Objective | Please transcribe the data that follows without the pictures, keeping every word the same.

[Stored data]
···

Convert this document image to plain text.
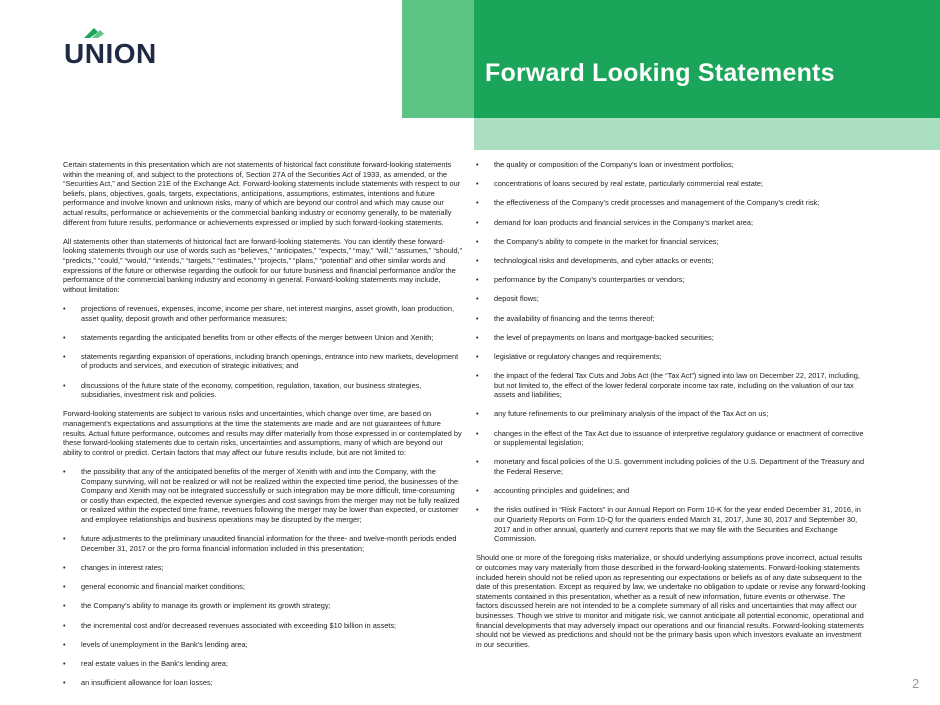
UNION
Forward Looking Statements

Certain statements in this presentation which are not statements of historical fact constitute forward-looking statements within the meaning of, and subject to the protections of, Section 27A of the Securities Act of 1933, as amended, or the “Securities Act,” and Section 21E of the Exchange Act. Forward-looking statements include statements with respect to our beliefs, plans, objectives, goals, targets, expectations, anticipations, assumptions, estimates, intentions and future performance and involve known and unknown risks, many of which are beyond our control and which may cause our actual results, performance or achievements or the commercial banking industry or economy generally, to be materially different from future results, performance or achievements expressed or implied by such forward-looking statements.

All statements other than statements of historical fact are forward-looking statements. You can identify these forward-looking statements through our use of words such as “believes,” “anticipates,” “expects,” “may,” “will,” “assumes,” “should,” “predicts,” “could,” “would,” “intends,” “targets,” “estimates,” “projects,” “plans,” “potential” and other similar words and expressions of the future or otherwise regarding the outlook for our future business and financial performance and/or the performance of the commercial banking industry and economy in general. Forward-looking statements may include, without limitation:

• projections of revenues, expenses, income, income per share, net interest margins, asset growth, loan production, asset quality, deposit growth and other performance measures;
• statements regarding the anticipated benefits from or other effects of the merger between Union and Xenith;
• statements regarding expansion of operations, including branch openings, entrance into new markets, development of products and services, and execution of strategic initiatives; and
• discussions of the future state of the economy, competition, regulation, taxation, our business strategies, subsidiaries, investment risk and policies.

Forward-looking statements are subject to various risks and uncertainties, which change over time, are based on management’s expectations and assumptions at the time the statements are made and are not guarantees of future results. Actual future performance, outcomes and results may differ materially from those expressed in or contemplated by these forward-looking statements due to certain risks, uncertainties and assumptions, many of which are beyond our ability to control or predict. Certain factors that may affect our future results include, but are not limited to:

• the possibility that any of the anticipated benefits of the merger of Xenith with and into the Company, with the Company surviving, will not be realized or will not be realized within the expected time period, the businesses of the Company and Xenith may not be integrated successfully or such integration may be more difficult, time-consuming or costly than expected, the expected revenue synergies and cost savings from the merger may not be fully realized or realized within the expected time frame, revenues following the merger may be lower than expected, or customer and employee relationships and business operations may be disrupted by the merger;
• future adjustments to the preliminary unaudited financial information for the three- and twelve-month periods ended December 31, 2017 or the pro forma financial information included in this presentation;
• changes in interest rates;
• general economic and financial market conditions;
• the Company’s ability to manage its growth or implement its growth strategy;
• the incremental cost and/or decreased revenues associated with exceeding $10 billion in assets;
• levels of unemployment in the Bank’s lending area;
• real estate values in the Bank’s lending area;
• an insufficient allowance for loan losses;
• the quality or composition of the Company’s loan or investment portfolios;
• concentrations of loans secured by real estate, particularly commercial real estate;
• the effectiveness of the Company’s credit processes and management of the Company’s credit risk;
• demand for loan products and financial services in the Company’s market area;
• the Company’s ability to compete in the market for financial services;
• technological risks and developments, and cyber attacks or events;
• performance by the Company’s counterparties or vendors;
• deposit flows;
• the availability of financing and the terms thereof;
• the level of prepayments on loans and mortgage-backed securities;
• legislative or regulatory changes and requirements;
• the impact of the federal Tax Cuts and Jobs Act (the “Tax Act”) signed into law on December 22, 2017, including, but not limited to, the effect of the lower federal corporate income tax rate, including on the valuation of our tax assets and liabilities;
• any future refinements to our preliminary analysis of the impact of the Tax Act on us;
• changes in the effect of the Tax Act due to issuance of interpretive regulatory guidance or enactment of corrective or supplemental legislation;
• monetary and fiscal policies of the U.S. government including policies of the U.S. Department of the Treasury and the Federal Reserve;
• accounting principles and guidelines; and
• the risks outlined in “Risk Factors” in our Annual Report on Form 10-K for the year ended December 31, 2016, in our Quarterly Reports on Form 10-Q for the quarters ended March 31, 2017, June 30, 2017 and September 30, 2017 and in other annual, quarterly and current reports that we may file with the Securities and Exchange Commission.

Should one or more of the foregoing risks materialize, or should underlying assumptions prove incorrect, actual results or outcomes may vary materially from those described in the forward-looking statements. Forward-looking statements included herein should not be relied upon as representing our expectations or beliefs as of any date subsequent to the date of this presentation. Except as required by law, we undertake no obligation to update or revise any forward-looking statements contained in this presentation, whether as a result of new information, future events or otherwise. The factors discussed herein are not intended to be a complete summary of all risks and uncertainties that may affect our businesses. Though we strive to monitor and mitigate risk, we cannot anticipate all potential economic, operational and financial developments that may adversely impact our operations and our financial results. Forward-looking statements should not be viewed as predictions and should not be the primary basis upon which investors evaluate an investment in our securities.

2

···

Result for this exercise |
Convert this document image to plain text.
UNION
Forward Looking Statements

Certain statements in this presentation which are not statements of historical fact constitute forward-looking statements within the meaning of, and subject to the protections of, Section 27A of the Securities Act of 1933, as amended, or the “Securities Act,” and Section 21E of the Exchange Act. Forward-looking statements include statements with respect to our beliefs, plans, objectives, goals, targets, expectations, anticipations, assumptions, estimates, intentions and future performance and involve known and unknown risks, many of which are beyond our control and which may cause our actual results, performance or achievements or the commercial banking industry or economy generally, to be materially different from future results, performance or achievements expressed or implied by such forward-looking statements.

All statements other than statements of historical fact are forward-looking statements. You can identify these forward-looking statements through our use of words such as “believes,” “anticipates,” “expects,” “may,” “will,” “assumes,” “should,” “predicts,” “could,” “would,” “intends,” “targets,” “estimates,” “projects,” “plans,” “potential” and other similar words and expressions of the future or otherwise regarding the outlook for our future business and financial performance and/or the performance of the commercial banking industry and economy in general. Forward-looking statements may include, without limitation:

• projections of revenues, expenses, income, income per share, net interest margins, asset growth, loan production, asset quality, deposit growth and other performance measures;
• statements regarding the anticipated benefits from or other effects of the merger between Union and Xenith;
• statements regarding expansion of operations, including branch openings, entrance into new markets, development of products and services, and execution of strategic initiatives; and
• discussions of the future state of the economy, competition, regulation, taxation, our business strategies, subsidiaries, investment risk and policies.

Forward-looking statements are subject to various risks and uncertainties, which change over time, are based on management’s expectations and assumptions at the time the statements are made and are not guarantees of future results. Actual future performance, outcomes and results may differ materially from those expressed in or contemplated by these forward-looking statements due to certain risks, uncertainties and assumptions, many of which are beyond our ability to control or predict. Certain factors that may affect our future results include, but are not limited to:

• the possibility that any of the anticipated benefits of the merger of Xenith with and into the Company, with the Company surviving, will not be realized or will not be realized within the expected time period, the businesses of the Company and Xenith may not be integrated successfully or such integration may be more difficult, time-consuming or costly than expected, the expected revenue synergies and cost savings from the merger may not be fully realized or realized within the expected time frame, revenues following the merger may be lower than expected, or customer and employee relationships and business operations may be disrupted by the merger;
• future adjustments to the preliminary unaudited financial information for the three- and twelve-month periods ended December 31, 2017 or the pro forma financial information included in this presentation;
• changes in interest rates;
• general economic and financial market conditions;
• the Company’s ability to manage its growth or implement its growth strategy;
• the incremental cost and/or decreased revenues associated with exceeding $10 billion in assets;
• levels of unemployment in the Bank’s lending area;
• real estate values in the Bank’s lending area;
• an insufficient allowance for loan losses;
• the quality or composition of the Company’s loan or investment portfolios;
• concentrations of loans secured by real estate, particularly commercial real estate;
• the effectiveness of the Company’s credit processes and management of the Company’s credit risk;
• demand for loan products and financial services in the Company’s market area;
• the Company’s ability to compete in the market for financial services;
• technological risks and developments, and cyber attacks or events;
• performance by the Company’s counterparties or vendors;
• deposit flows;
• the availability of financing and the terms thereof;
• the level of prepayments on loans and mortgage-backed securities;
• legislative or regulatory changes and requirements;
• the impact of the federal Tax Cuts and Jobs Act (the “Tax Act”) signed into law on December 22, 2017, including, but not limited to, the effect of the lower federal corporate income tax rate, including on the valuation of our tax assets and liabilities;
• any future refinements to our preliminary analysis of the impact of the Tax Act on us;
• changes in the effect of the Tax Act due to issuance of interpretive regulatory guidance or enactment of corrective or supplemental legislation;
• monetary and fiscal policies of the U.S. government including policies of the U.S. Department of the Treasury and the Federal Reserve;
• accounting principles and guidelines; and
• the risks outlined in “Risk Factors” in our Annual Report on Form 10-K for the year ended December 31, 2016, in our Quarterly Reports on Form 10-Q for the quarters ended March 31, 2017, June 30, 2017 and September 30, 2017 and in other annual, quarterly and current reports that we may file with the Securities and Exchange Commission.

Should one or more of the foregoing risks materialize, or should underlying assumptions prove incorrect, actual results or outcomes may vary materially from those described in the forward-looking statements. Forward-looking statements included herein should not be relied upon as representing our expectations or beliefs as of any date subsequent to the date of this presentation. Except as required by law, we undertake no obligation to update or revise any forward-looking statements contained in this presentation, whether as a result of new information, future events or otherwise. The factors discussed herein are not intended to be a complete summary of all risks and uncertainties that may affect our businesses. Though we strive to monitor and mitigate risk, we cannot anticipate all potential economic, operational and financial developments that may adversely impact our operations and our financial results. Forward-looking statements should not be viewed as predictions and should not be the primary basis upon which investors evaluate an investment in our securities.

2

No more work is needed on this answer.